• [Prompt]: Look for "this" in each line of the entries, and return the matching lines.

• [Dataset]:

##############################

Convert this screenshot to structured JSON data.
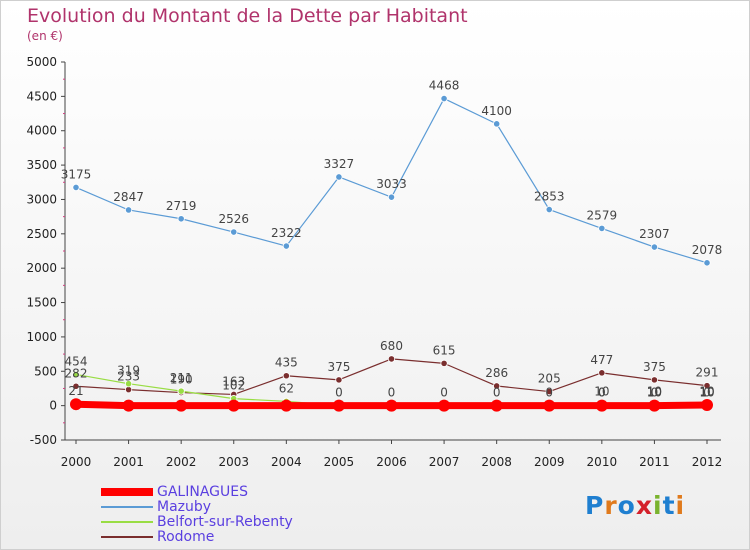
{
  "title": "Evolution du Montant de la Dette par Habitant",
  "subtitle": "(en €)",
  "logo": {
    "text": "Proxiti",
    "colors": [
      "#1f7fd0",
      "#e07a1c",
      "#1f7fd0",
      "#d4202a",
      "#7ab32e",
      "#1f7fd0",
      "#e07a1c"
    ]
  },
  "chart_data": {
    "type": "line",
    "x": [
      "2000",
      "2001",
      "2002",
      "2003",
      "2004",
      "2005",
      "2006",
      "2007",
      "2008",
      "2009",
      "2010",
      "2011",
      "2012"
    ],
    "ylim": [
      -500,
      5000
    ],
    "yticks": [
      -500,
      0,
      500,
      1000,
      1500,
      2000,
      2500,
      3000,
      3500,
      4000,
      4500,
      5000
    ],
    "grid": false,
    "legend": "bottom-left",
    "series": [
      {
        "name": "GALINAGUES",
        "color": "#ff0000",
        "values": [
          21,
          0,
          0,
          0,
          0,
          0,
          0,
          0,
          0,
          0,
          0,
          0,
          10
        ],
        "labels": [
          "21",
          "",
          "",
          "",
          "",
          "",
          "",
          "",
          "",
          "",
          "",
          "",
          ""
        ]
      },
      {
        "name": "Mazuby",
        "color": "#5b9bd5",
        "values": [
          3175,
          2847,
          2719,
          2526,
          2322,
          3327,
          3033,
          4468,
          4100,
          2853,
          2579,
          2307,
          2078
        ],
        "labels": [
          "3175",
          "2847",
          "2719",
          "2526",
          "2322",
          "3327",
          "3033",
          "4468",
          "4100",
          "2853",
          "2579",
          "2307",
          "2078"
        ]
      },
      {
        "name": "Belfort-sur-Rebenty",
        "color": "#99dd44",
        "values": [
          454,
          319,
          211,
          102,
          62,
          0,
          0,
          0,
          0,
          0,
          0,
          0,
          0
        ],
        "labels": [
          "454",
          "319",
          "211",
          "102",
          "62",
          "0",
          "0",
          "0",
          "0",
          "0",
          "0",
          "0",
          "0"
        ]
      },
      {
        "name": "Rodome",
        "color": "#7a2e2e",
        "values": [
          282,
          233,
          190,
          163,
          435,
          375,
          680,
          615,
          286,
          205,
          477,
          375,
          291
        ],
        "labels": [
          "282",
          "233",
          "190",
          "163",
          "435",
          "375",
          "680",
          "615",
          "286",
          "205",
          "477",
          "375",
          "291"
        ]
      }
    ],
    "extra_labels": [
      "0",
      "10",
      "10",
      "10",
      "10",
      "10"
    ]
  }
}
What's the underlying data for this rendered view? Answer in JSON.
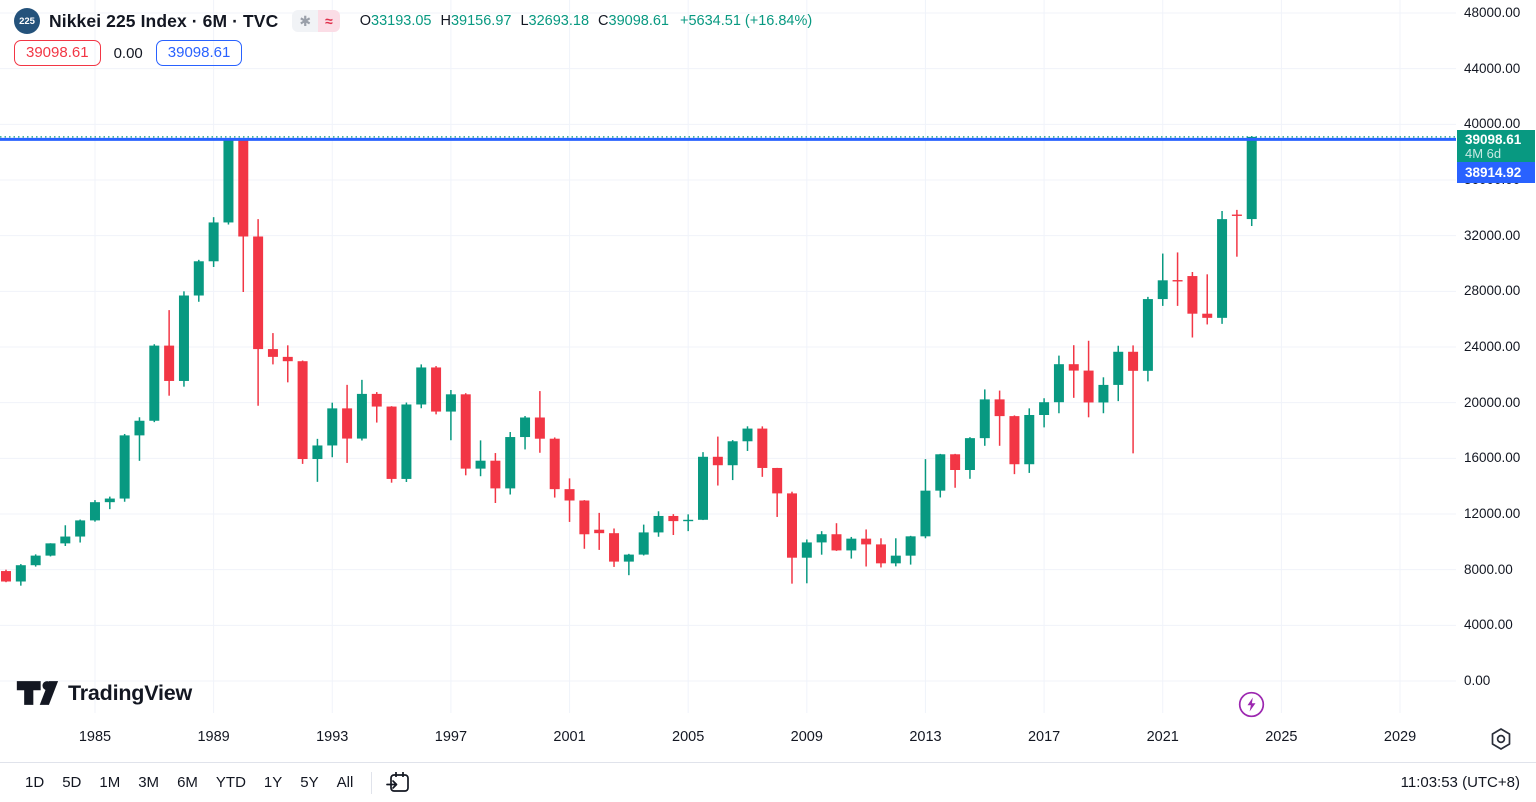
{
  "header": {
    "badge": "225",
    "title": "Nikkei 225 Index · 6M · TVC",
    "flags": {
      "star": "✱",
      "approx": "≈"
    },
    "ohlc": [
      {
        "label": "O",
        "value": "33193.05"
      },
      {
        "label": "H",
        "value": "39156.97"
      },
      {
        "label": "L",
        "value": "32693.18"
      },
      {
        "label": "C",
        "value": "39098.61"
      }
    ],
    "change": "+5634.51 (+16.84%)"
  },
  "quote_row": {
    "sell": "39098.61",
    "spread": "0.00",
    "buy": "39098.61"
  },
  "price_tags": {
    "last": "39098.61",
    "countdown": "4M 6d",
    "hline": "38914.92"
  },
  "logo_text": "TradingView",
  "toolbar": {
    "ranges": [
      "1D",
      "5D",
      "1M",
      "3M",
      "6M",
      "YTD",
      "1Y",
      "5Y",
      "All"
    ],
    "clock": "11:03:53 (UTC+8)"
  },
  "colors": {
    "up": "#089981",
    "down": "#f23645",
    "blue": "#2962ff",
    "purple": "#9c27b0",
    "text": "#131722",
    "grid": "#f0f3fa"
  },
  "chart_data": {
    "type": "candlestick",
    "title": "Nikkei 225 Index",
    "interval": "6M",
    "exchange": "TVC",
    "ylim": [
      0,
      48000
    ],
    "y_ticks": [
      "0.00",
      "4000.00",
      "8000.00",
      "12000.00",
      "16000.00",
      "20000.00",
      "24000.00",
      "28000.00",
      "32000.00",
      "36000.00",
      "40000.00",
      "44000.00",
      "48000.00"
    ],
    "x_ticks": [
      "1985",
      "1989",
      "1993",
      "1997",
      "2001",
      "2005",
      "2009",
      "2013",
      "2017",
      "2021",
      "2025",
      "2029"
    ],
    "first_year": 1982,
    "last_price": 39098.61,
    "hline_price": 38914.92,
    "grid": true,
    "legend_position": "none",
    "candles": [
      [
        "1982-H1",
        7900,
        8000,
        7100,
        7150
      ],
      [
        "1982-H2",
        7150,
        8400,
        6850,
        8320
      ],
      [
        "1983-H1",
        8320,
        9100,
        8220,
        9010
      ],
      [
        "1983-H2",
        9010,
        9900,
        8950,
        9890
      ],
      [
        "1984-H1",
        9890,
        11190,
        9700,
        10380
      ],
      [
        "1984-H2",
        10380,
        11600,
        9950,
        11540
      ],
      [
        "1985-H1",
        11540,
        13000,
        11450,
        12850
      ],
      [
        "1985-H2",
        12850,
        13250,
        12350,
        13110
      ],
      [
        "1986-H1",
        13110,
        17750,
        12880,
        17650
      ],
      [
        "1986-H2",
        17650,
        18950,
        15820,
        18700
      ],
      [
        "1987-H1",
        18700,
        24200,
        18600,
        24100
      ],
      [
        "1987-H2",
        24100,
        26650,
        20500,
        21560
      ],
      [
        "1988-H1",
        21560,
        28000,
        21150,
        27700
      ],
      [
        "1988-H2",
        27700,
        30264,
        27250,
        30159
      ],
      [
        "1989-H1",
        30159,
        33330,
        29750,
        32950
      ],
      [
        "1989-H2",
        32950,
        38957,
        32800,
        38916
      ],
      [
        "1990-H1",
        38916,
        38950,
        27950,
        31940
      ],
      [
        "1990-H2",
        31940,
        33192,
        19780,
        23850
      ],
      [
        "1991-H1",
        23850,
        25000,
        22750,
        23290
      ],
      [
        "1991-H2",
        23290,
        24120,
        21460,
        22980
      ],
      [
        "1992-H1",
        22980,
        23030,
        15600,
        15950
      ],
      [
        "1992-H2",
        15950,
        17400,
        14310,
        16925
      ],
      [
        "1993-H1",
        16925,
        20000,
        16080,
        19590
      ],
      [
        "1993-H2",
        19590,
        21280,
        15670,
        17420
      ],
      [
        "1994-H1",
        17420,
        21640,
        17280,
        20630
      ],
      [
        "1994-H2",
        20630,
        20760,
        18570,
        19720
      ],
      [
        "1995-H1",
        19720,
        19750,
        14250,
        14520
      ],
      [
        "1995-H2",
        14520,
        20010,
        14300,
        19870
      ],
      [
        "1996-H1",
        19870,
        22750,
        19600,
        22530
      ],
      [
        "1996-H2",
        22530,
        22630,
        19160,
        19360
      ],
      [
        "1997-H1",
        19360,
        20910,
        17300,
        20600
      ],
      [
        "1997-H2",
        20600,
        20680,
        14780,
        15260
      ],
      [
        "1998-H1",
        15260,
        17290,
        14715,
        15830
      ],
      [
        "1998-H2",
        15830,
        16380,
        12790,
        13840
      ],
      [
        "1999-H1",
        13840,
        17890,
        13400,
        17530
      ],
      [
        "1999-H2",
        17530,
        19040,
        16640,
        18934
      ],
      [
        "2000-H1",
        18934,
        20833,
        16400,
        17411
      ],
      [
        "2000-H2",
        17411,
        17500,
        13180,
        13786
      ],
      [
        "2001-H1",
        13786,
        14560,
        11430,
        12969
      ],
      [
        "2001-H2",
        12969,
        13000,
        9500,
        10543
      ],
      [
        "2002-H1",
        10871,
        12081,
        9420,
        10622
      ],
      [
        "2002-H2",
        10622,
        10960,
        8197,
        8579
      ],
      [
        "2003-H1",
        8579,
        9137,
        7603,
        9083
      ],
      [
        "2003-H2",
        9083,
        11238,
        9020,
        10677
      ],
      [
        "2004-H1",
        10677,
        12195,
        10365,
        11859
      ],
      [
        "2004-H2",
        11859,
        11990,
        10490,
        11489
      ],
      [
        "2005-H1",
        11489,
        11975,
        10770,
        11584
      ],
      [
        "2005-H2",
        11584,
        16445,
        11565,
        16111
      ],
      [
        "2006-H1",
        16111,
        17563,
        14045,
        15505
      ],
      [
        "2006-H2",
        15505,
        17310,
        14437,
        17226
      ],
      [
        "2007-H1",
        17226,
        18300,
        16530,
        18138
      ],
      [
        "2007-H2",
        18138,
        18297,
        14670,
        15308
      ],
      [
        "2008-H1",
        15308,
        15313,
        11788,
        13481
      ],
      [
        "2008-H2",
        13481,
        13603,
        6995,
        8860
      ],
      [
        "2009-H1",
        8860,
        10170,
        7021,
        9958
      ],
      [
        "2009-H2",
        9958,
        10767,
        9076,
        10546
      ],
      [
        "2010-H1",
        10546,
        11339,
        9347,
        9383
      ],
      [
        "2010-H2",
        9383,
        10352,
        8796,
        10229
      ],
      [
        "2011-H1",
        10229,
        10891,
        8227,
        9816
      ],
      [
        "2011-H2",
        9816,
        10255,
        8160,
        8455
      ],
      [
        "2012-H1",
        8455,
        10255,
        8238,
        9007
      ],
      [
        "2012-H2",
        9007,
        10433,
        8365,
        10395
      ],
      [
        "2013-H1",
        10395,
        15943,
        10255,
        13677
      ],
      [
        "2013-H2",
        13677,
        16320,
        13188,
        16291
      ],
      [
        "2014-H1",
        16291,
        16321,
        13885,
        15162
      ],
      [
        "2014-H2",
        15162,
        17520,
        14529,
        17451
      ],
      [
        "2015-H1",
        17451,
        20952,
        16901,
        20236
      ],
      [
        "2015-H2",
        20236,
        20868,
        16901,
        19034
      ],
      [
        "2016-H1",
        19034,
        19085,
        14864,
        15576
      ],
      [
        "2016-H2",
        15576,
        19592,
        14952,
        19114
      ],
      [
        "2017-H1",
        19114,
        20318,
        18224,
        20033
      ],
      [
        "2017-H2",
        20033,
        23382,
        19240,
        22765
      ],
      [
        "2018-H1",
        22765,
        24129,
        20347,
        22305
      ],
      [
        "2018-H2",
        22305,
        24448,
        18948,
        20015
      ],
      [
        "2019-H1",
        20015,
        21823,
        19241,
        21276
      ],
      [
        "2019-H2",
        21276,
        24091,
        20110,
        23657
      ],
      [
        "2020-H1",
        23657,
        24115,
        16358,
        22288
      ],
      [
        "2020-H2",
        22288,
        27602,
        21530,
        27444
      ],
      [
        "2021-H1",
        27444,
        30715,
        26954,
        28792
      ],
      [
        "2021-H2",
        28810,
        30796,
        26954,
        28792
      ],
      [
        "2022-H1",
        29098,
        29389,
        24682,
        26393
      ],
      [
        "2022-H2",
        26393,
        29223,
        25621,
        26095
      ],
      [
        "2023-H1",
        26095,
        33772,
        25662,
        33189
      ],
      [
        "2023-H2",
        33517,
        33853,
        30488,
        33464
      ],
      [
        "2024-H1",
        33193.05,
        39156.97,
        32693.18,
        39098.61
      ]
    ]
  }
}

##############################

• [Task response]:
Convert this screenshot to structured JSON data.
What's the underlying data for this rendered view? Answer in JSON.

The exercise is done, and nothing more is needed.